Textauszug »
☆ ☆ ☆ ☆

Auf Antrag der Nationalratskommission stimmte die Grosse, später auch die Kleine Kammer einer Regelung zum Einsatz von Placebos zu, die im Bundesratsentwurf fehlte. Zudem entschied der Erstrat, auch Urteilsunfähige in das Einwilligungsverfahren einzubeziehen, worin der Ständerat wiederum keine sachliche Relevanz sah. In der Differenzbereinigung beharrte der Nationalrat auf seiner Position, worauf sich der Ständerat ihm anschloss. Knapp, mit Stichentscheid des Ratspräsidenten entschied der Nationalrat die Streichung eines umstrittenen Passus in der Sicherstellungsklausel, der den Schutz von Personen vorsah, denen eine Versicherung aufgrund des Versicherungsvertragsrechts den Versicherungsschutz verweigern könnte. Auf Antrag der Kommission anerkannte die Grosse Kammer abweichend vom Bundesrat zudem den Tatbestand der Unangemessenheit und akzeptierte letztere als Grund für eine allfällige Rüge. Allerdings gab er in der Differenzbereinigung nach und schwenkte auf die vom Ständerat gestützte Bundesratsversion um, welche die Unangemessenheit als Rügegrund ausklammerte. Um die Bewilligungsverfahren der kantonalen Ethikkommissionen möglichst kurz zu halten, setzte der Nationalrat ihnen eine Behandlungsfrist von zwei Monaten für normale Gesuche. Gleichzeitig erteilte er dem Bundesrat die Kompetenz, bei dringendem Handlungsbedarf kürzere Bearbeitungszeiten zu veranlassen. Nach anfänglicher Ablehnung akzeptiere der Ständerat im Rahmen der Differenzbereinigung die Fristen. Für die Idee seiner WBK, die Arbeit der kantonalen Ethikkommissionen durch Ombudsstellen begleiten zu lassen, vermochten sich weder die WBK-NR noch der Nationalrat erwärmen. In Bezug auf die Bestimmungen zur Registrierungspflicht für Humanforschungsvorhaben, die sich an internationalen Standards orientiert, beschloss der Ständerat den Begriff „Forschungsprojekte“ durch „klinische Studien“ zu ersetzen und letzeres in den Begriffsdefinitionen des Gesetzes zu verankern. Der Nationalrat übernahm die Idee, wählte aber anstellte der „klinischen Studien“ den gängigeren „klinischen Versuch“, womit die Kleine Kammer leben konnte. Ohne Opposition akzeptierten beide Räten die Änderungen im bisherigen Recht (Bundesgesetz über den Datenschutz, Transplantationsgesetz, Stammzellenforschungsgesetz, Heilmittelgesetz). In der Herbstsession nahmen sie die Vorlage deutlich an.

☆ ☆ ☆ ☆

Bereitgestellte Einträge »
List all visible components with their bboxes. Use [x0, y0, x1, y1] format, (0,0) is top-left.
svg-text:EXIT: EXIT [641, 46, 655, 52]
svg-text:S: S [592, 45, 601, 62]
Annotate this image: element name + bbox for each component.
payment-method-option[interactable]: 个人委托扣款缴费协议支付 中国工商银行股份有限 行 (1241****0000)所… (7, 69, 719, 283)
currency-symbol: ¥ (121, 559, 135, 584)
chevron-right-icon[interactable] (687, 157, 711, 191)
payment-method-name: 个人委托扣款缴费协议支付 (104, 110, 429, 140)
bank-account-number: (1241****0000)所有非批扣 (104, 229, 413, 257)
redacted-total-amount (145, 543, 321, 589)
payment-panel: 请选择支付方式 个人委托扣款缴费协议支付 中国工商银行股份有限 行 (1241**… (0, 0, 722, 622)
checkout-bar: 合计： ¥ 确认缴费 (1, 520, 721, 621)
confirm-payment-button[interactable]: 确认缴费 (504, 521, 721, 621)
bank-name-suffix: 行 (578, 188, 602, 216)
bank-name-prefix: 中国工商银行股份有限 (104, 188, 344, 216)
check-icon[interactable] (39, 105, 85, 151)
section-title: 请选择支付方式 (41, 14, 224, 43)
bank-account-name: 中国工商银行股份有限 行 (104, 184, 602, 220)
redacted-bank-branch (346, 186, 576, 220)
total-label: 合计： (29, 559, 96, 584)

☆ ☆ ☆ ☆

Aufgabenstellung »
Beantworten Sie die folgenden Fragen zum Textauszug:
(a) Welche Behandlungsfrist setzte der Nationalrat den kantonalen Ethikkommissionen für normale Gesuche?
(b) Durch welchen Begriff wollte der Ständerat „Forschungsprojekte“ bei der Registrierungspflicht ersetzen?
(c) In welcher Session nahmen die Räte die Vorlage an?
Die Einträge stammen aus einer anderen Quelle als der Textauszug.

Antwort »
(a) Zwei Monate.
(b) Durch „klinische Studien“.
(c) In der Herbstsession.